** DIRECTIONS FOR THIS TASK **
Write out every line of the material as it stands, apart from the pictures.

— BEGIN SUPPLIED RECORDS —

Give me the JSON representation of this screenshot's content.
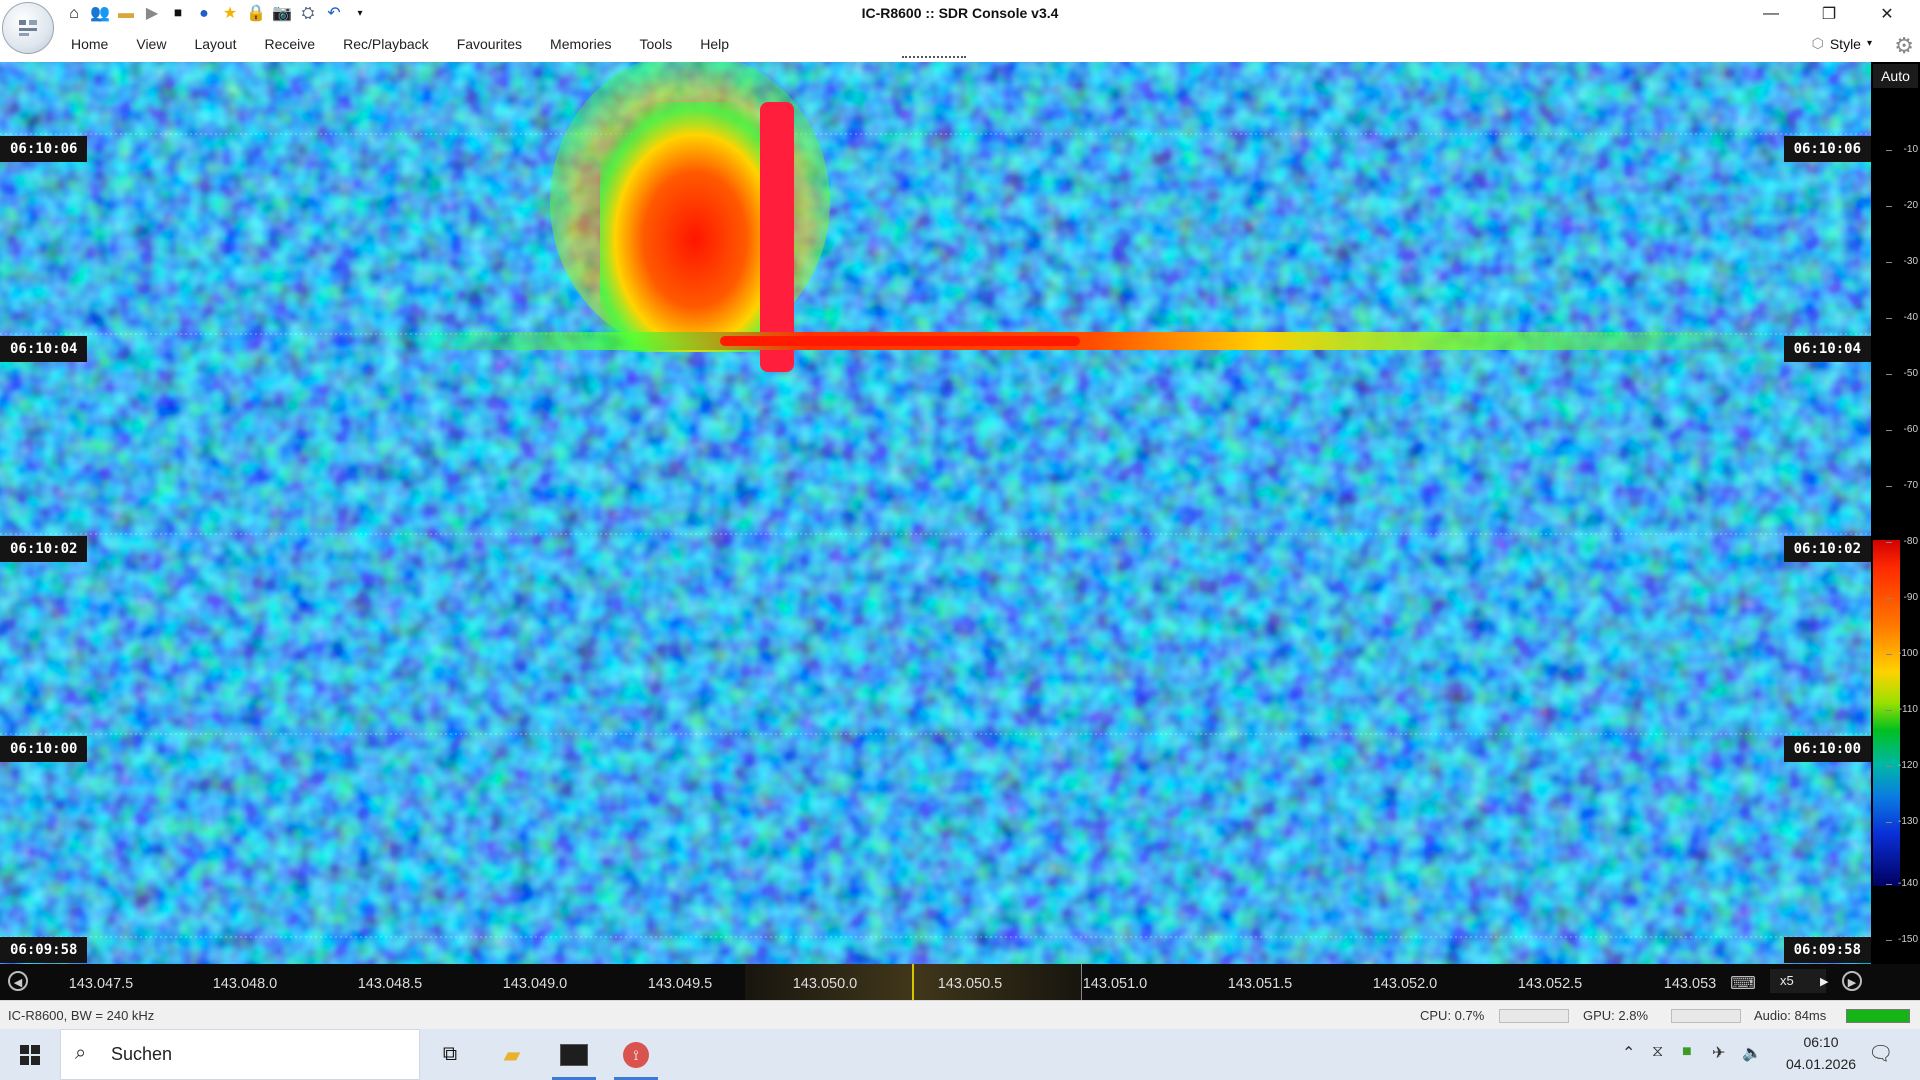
{
  "window": {
    "title": "IC-R8600 :: SDR Console v3.4"
  },
  "quick_access": {
    "icons": [
      "home-icon",
      "users-icon",
      "folder-icon",
      "play-icon",
      "stop-icon",
      "record-icon",
      "favourite-star-icon",
      "lock-icon",
      "camera-icon",
      "satellite-icon",
      "undo-icon",
      "customize-dropdown-icon"
    ]
  },
  "menu": {
    "tabs": [
      "Home",
      "View",
      "Layout",
      "Receive",
      "Rec/Playback",
      "Favourites",
      "Memories",
      "Tools",
      "Help"
    ],
    "style_label": "Style"
  },
  "waterfall": {
    "time_labels": [
      "06:10:06",
      "06:10:04",
      "06:10:02",
      "06:10:00",
      "06:09:58"
    ],
    "colors": {
      "background": "#2156d8",
      "signal": "#ff2000"
    }
  },
  "level_scale": {
    "auto_label": "Auto",
    "ticks": [
      "-10",
      "-20",
      "-30",
      "-40",
      "-50",
      "-60",
      "-70",
      "-80",
      "-90",
      "-100",
      "-110",
      "-120",
      "-130",
      "-140",
      "-150"
    ]
  },
  "frequency_axis": {
    "labels": [
      "143.047.5",
      "143.048.0",
      "143.048.5",
      "143.049.0",
      "143.049.5",
      "143.050.0",
      "143.050.5",
      "143.051.0",
      "143.051.5",
      "143.052.0",
      "143.052.5",
      "143.053"
    ],
    "zoom": "x5"
  },
  "status": {
    "device": "IC-R8600, BW = 240 kHz",
    "cpu": "CPU: 0.7%",
    "gpu": "GPU: 2.8%",
    "audio": "Audio: 84ms"
  },
  "taskbar": {
    "search_label": "Suchen",
    "clock_time": "06:10",
    "clock_date": "04.01.2026"
  }
}
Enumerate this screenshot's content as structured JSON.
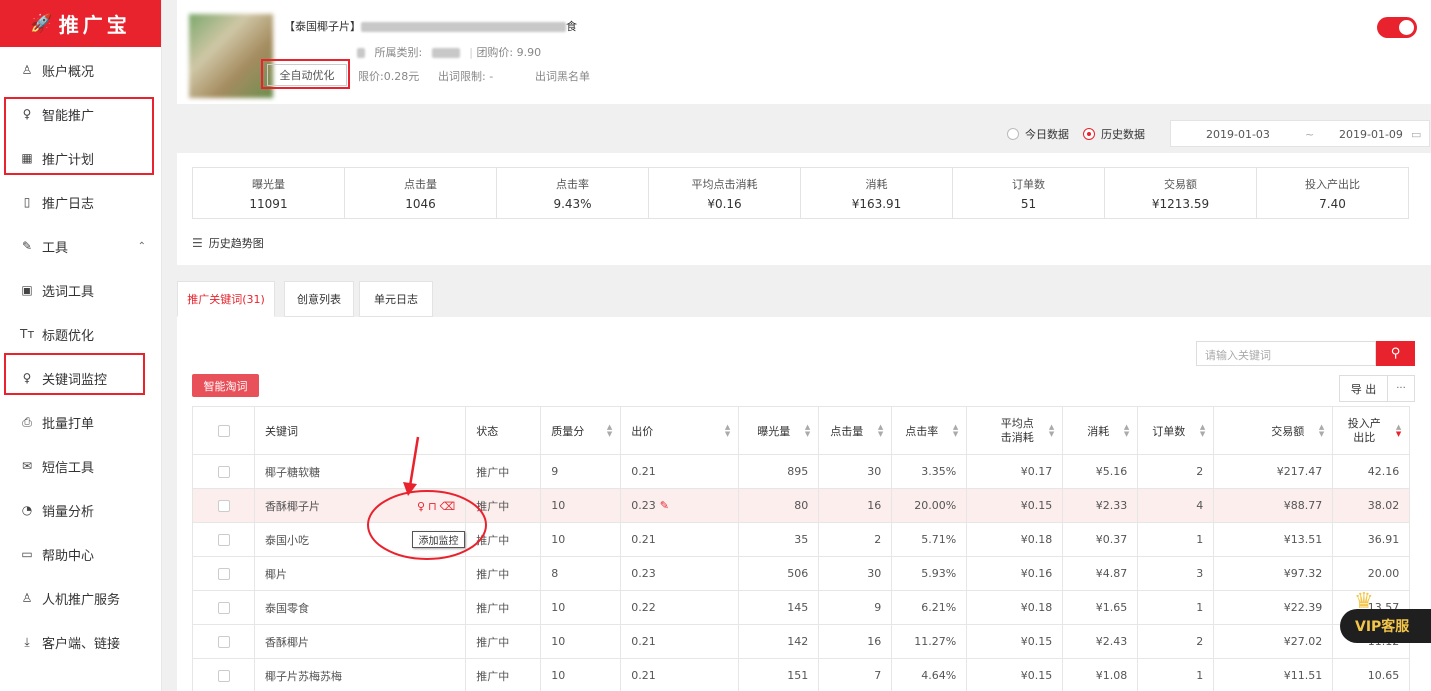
{
  "app": {
    "logo_text": "推广宝"
  },
  "sidebar": {
    "items": [
      {
        "label": "账户概况",
        "icon": "user-icon"
      },
      {
        "label": "智能推广",
        "icon": "bulb-icon"
      },
      {
        "label": "推广计划",
        "icon": "grid-icon"
      },
      {
        "label": "推广日志",
        "icon": "doc-icon"
      },
      {
        "label": "工具",
        "icon": "wrench-icon"
      },
      {
        "label": "选词工具",
        "icon": "search-doc-icon"
      },
      {
        "label": "标题优化",
        "icon": "text-icon"
      },
      {
        "label": "关键词监控",
        "icon": "bulb-icon"
      },
      {
        "label": "批量打单",
        "icon": "printer-icon"
      },
      {
        "label": "短信工具",
        "icon": "mail-icon"
      },
      {
        "label": "销量分析",
        "icon": "chart-icon"
      },
      {
        "label": "帮助中心",
        "icon": "monitor-icon"
      },
      {
        "label": "人机推广服务",
        "icon": "user-icon"
      },
      {
        "label": "客户端、链接",
        "icon": "download-icon"
      }
    ]
  },
  "product": {
    "title_prefix": "【泰国椰子片】",
    "title_suffix": "食",
    "category_label": "所属类别:",
    "group_price": "团购价: 9.90",
    "auto_opt": "全自动优化",
    "limit_price": "限价:0.28元",
    "word_limit": "出词限制: -",
    "blacklist": "出词黑名单"
  },
  "date_filter": {
    "today": "今日数据",
    "history": "历史数据",
    "start": "2019-01-03",
    "sep": "~",
    "end": "2019-01-09"
  },
  "stats": [
    {
      "label": "曝光量",
      "value": "11091"
    },
    {
      "label": "点击量",
      "value": "1046"
    },
    {
      "label": "点击率",
      "value": "9.43%"
    },
    {
      "label": "平均点击消耗",
      "value": "¥0.16"
    },
    {
      "label": "消耗",
      "value": "¥163.91"
    },
    {
      "label": "订单数",
      "value": "51"
    },
    {
      "label": "交易额",
      "value": "¥1213.59"
    },
    {
      "label": "投入产出比",
      "value": "7.40"
    }
  ],
  "trend_label": "历史趋势图",
  "tabs": [
    "推广关键词(31)",
    "创意列表",
    "单元日志"
  ],
  "search": {
    "placeholder": "请输入关键词"
  },
  "smart_btn": "智能淘词",
  "export_btn": "导 出",
  "more_btn": "···",
  "table": {
    "headers": [
      "关键词",
      "状态",
      "质量分",
      "出价",
      "曝光量",
      "点击量",
      "点击率",
      "平均点击消耗",
      "消耗",
      "订单数",
      "交易额",
      "投入产出比"
    ],
    "rows": [
      [
        "椰子糖软糖",
        "推广中",
        "9",
        "0.21",
        "895",
        "30",
        "3.35%",
        "¥0.17",
        "¥5.16",
        "2",
        "¥217.47",
        "42.16"
      ],
      [
        "香酥椰子片",
        "推广中",
        "10",
        "0.23",
        "80",
        "16",
        "20.00%",
        "¥0.15",
        "¥2.33",
        "4",
        "¥88.77",
        "38.02"
      ],
      [
        "泰国小吃",
        "推广中",
        "10",
        "0.21",
        "35",
        "2",
        "5.71%",
        "¥0.18",
        "¥0.37",
        "1",
        "¥13.51",
        "36.91"
      ],
      [
        "椰片",
        "推广中",
        "8",
        "0.23",
        "506",
        "30",
        "5.93%",
        "¥0.16",
        "¥4.87",
        "3",
        "¥97.32",
        "20.00"
      ],
      [
        "泰国零食",
        "推广中",
        "10",
        "0.22",
        "145",
        "9",
        "6.21%",
        "¥0.18",
        "¥1.65",
        "1",
        "¥22.39",
        "13.57"
      ],
      [
        "香酥椰片",
        "推广中",
        "10",
        "0.21",
        "142",
        "16",
        "11.27%",
        "¥0.15",
        "¥2.43",
        "2",
        "¥27.02",
        "11.12"
      ],
      [
        "椰子片苏梅苏梅",
        "推广中",
        "10",
        "0.21",
        "151",
        "7",
        "4.64%",
        "¥0.15",
        "¥1.08",
        "1",
        "¥11.51",
        "10.65"
      ]
    ]
  },
  "tooltip": "添加监控",
  "vip_label": "VIP客服",
  "colors": {
    "accent": "#e8232d",
    "highlight_row": "#fdeeee",
    "vip_gold": "#f3c54a"
  }
}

— END SUPPLIED RECORDS —

** WRITTEN ANSWER **
Give me the JSON representation of this screenshot's content.
{
  "window": {
    "title": "IC-R8600 :: SDR Console v3.4"
  },
  "quick_access": {
    "icons": [
      "home-icon",
      "users-icon",
      "folder-icon",
      "play-icon",
      "stop-icon",
      "record-icon",
      "favourite-star-icon",
      "lock-icon",
      "camera-icon",
      "satellite-icon",
      "undo-icon",
      "customize-dropdown-icon"
    ]
  },
  "menu": {
    "tabs": [
      "Home",
      "View",
      "Layout",
      "Receive",
      "Rec/Playback",
      "Favourites",
      "Memories",
      "Tools",
      "Help"
    ],
    "style_label": "Style"
  },
  "waterfall": {
    "time_labels": [
      "06:10:06",
      "06:10:04",
      "06:10:02",
      "06:10:00",
      "06:09:58"
    ],
    "colors": {
      "background": "#2156d8",
      "signal": "#ff2000"
    }
  },
  "level_scale": {
    "auto_label": "Auto",
    "ticks": [
      "-10",
      "-20",
      "-30",
      "-40",
      "-50",
      "-60",
      "-70",
      "-80",
      "-90",
      "-100",
      "-110",
      "-120",
      "-130",
      "-140",
      "-150"
    ]
  },
  "frequency_axis": {
    "labels": [
      "143.047.5",
      "143.048.0",
      "143.048.5",
      "143.049.0",
      "143.049.5",
      "143.050.0",
      "143.050.5",
      "143.051.0",
      "143.051.5",
      "143.052.0",
      "143.052.5",
      "143.053"
    ],
    "zoom": "x5"
  },
  "status": {
    "device": "IC-R8600, BW = 240 kHz",
    "cpu": "CPU: 0.7%",
    "gpu": "GPU: 2.8%",
    "audio": "Audio: 84ms"
  },
  "taskbar": {
    "search_label": "Suchen",
    "clock_time": "06:10",
    "clock_date": "04.01.2026"
  }
}
Enumerate this screenshot's content as structured JSON.
{
  "app": {
    "logo_text": "推广宝"
  },
  "sidebar": {
    "items": [
      {
        "label": "账户概况",
        "icon": "user-icon"
      },
      {
        "label": "智能推广",
        "icon": "bulb-icon"
      },
      {
        "label": "推广计划",
        "icon": "grid-icon"
      },
      {
        "label": "推广日志",
        "icon": "doc-icon"
      },
      {
        "label": "工具",
        "icon": "wrench-icon"
      },
      {
        "label": "选词工具",
        "icon": "search-doc-icon"
      },
      {
        "label": "标题优化",
        "icon": "text-icon"
      },
      {
        "label": "关键词监控",
        "icon": "bulb-icon"
      },
      {
        "label": "批量打单",
        "icon": "printer-icon"
      },
      {
        "label": "短信工具",
        "icon": "mail-icon"
      },
      {
        "label": "销量分析",
        "icon": "chart-icon"
      },
      {
        "label": "帮助中心",
        "icon": "monitor-icon"
      },
      {
        "label": "人机推广服务",
        "icon": "user-icon"
      },
      {
        "label": "客户端、链接",
        "icon": "download-icon"
      }
    ]
  },
  "product": {
    "title_prefix": "【泰国椰子片】",
    "title_suffix": "食",
    "category_label": "所属类别:",
    "group_price": "团购价: 9.90",
    "auto_opt": "全自动优化",
    "limit_price": "限价:0.28元",
    "word_limit": "出词限制: -",
    "blacklist": "出词黑名单"
  },
  "date_filter": {
    "today": "今日数据",
    "history": "历史数据",
    "start": "2019-01-03",
    "sep": "~",
    "end": "2019-01-09"
  },
  "stats": [
    {
      "label": "曝光量",
      "value": "11091"
    },
    {
      "label": "点击量",
      "value": "1046"
    },
    {
      "label": "点击率",
      "value": "9.43%"
    },
    {
      "label": "平均点击消耗",
      "value": "¥0.16"
    },
    {
      "label": "消耗",
      "value": "¥163.91"
    },
    {
      "label": "订单数",
      "value": "51"
    },
    {
      "label": "交易额",
      "value": "¥1213.59"
    },
    {
      "label": "投入产出比",
      "value": "7.40"
    }
  ],
  "trend_label": "历史趋势图",
  "tabs": [
    "推广关键词(31)",
    "创意列表",
    "单元日志"
  ],
  "search": {
    "placeholder": "请输入关键词"
  },
  "smart_btn": "智能淘词",
  "export_btn": "导 出",
  "more_btn": "···",
  "table": {
    "headers": [
      "关键词",
      "状态",
      "质量分",
      "出价",
      "曝光量",
      "点击量",
      "点击率",
      "平均点击消耗",
      "消耗",
      "订单数",
      "交易额",
      "投入产出比"
    ],
    "rows": [
      [
        "椰子糖软糖",
        "推广中",
        "9",
        "0.21",
        "895",
        "30",
        "3.35%",
        "¥0.17",
        "¥5.16",
        "2",
        "¥217.47",
        "42.16"
      ],
      [
        "香酥椰子片",
        "推广中",
        "10",
        "0.23",
        "80",
        "16",
        "20.00%",
        "¥0.15",
        "¥2.33",
        "4",
        "¥88.77",
        "38.02"
      ],
      [
        "泰国小吃",
        "推广中",
        "10",
        "0.21",
        "35",
        "2",
        "5.71%",
        "¥0.18",
        "¥0.37",
        "1",
        "¥13.51",
        "36.91"
      ],
      [
        "椰片",
        "推广中",
        "8",
        "0.23",
        "506",
        "30",
        "5.93%",
        "¥0.16",
        "¥4.87",
        "3",
        "¥97.32",
        "20.00"
      ],
      [
        "泰国零食",
        "推广中",
        "10",
        "0.22",
        "145",
        "9",
        "6.21%",
        "¥0.18",
        "¥1.65",
        "1",
        "¥22.39",
        "13.57"
      ],
      [
        "香酥椰片",
        "推广中",
        "10",
        "0.21",
        "142",
        "16",
        "11.27%",
        "¥0.15",
        "¥2.43",
        "2",
        "¥27.02",
        "11.12"
      ],
      [
        "椰子片苏梅苏梅",
        "推广中",
        "10",
        "0.21",
        "151",
        "7",
        "4.64%",
        "¥0.15",
        "¥1.08",
        "1",
        "¥11.51",
        "10.65"
      ]
    ]
  },
  "tooltip": "添加监控",
  "vip_label": "VIP客服",
  "colors": {
    "accent": "#e8232d",
    "highlight_row": "#fdeeee",
    "vip_gold": "#f3c54a"
  }
}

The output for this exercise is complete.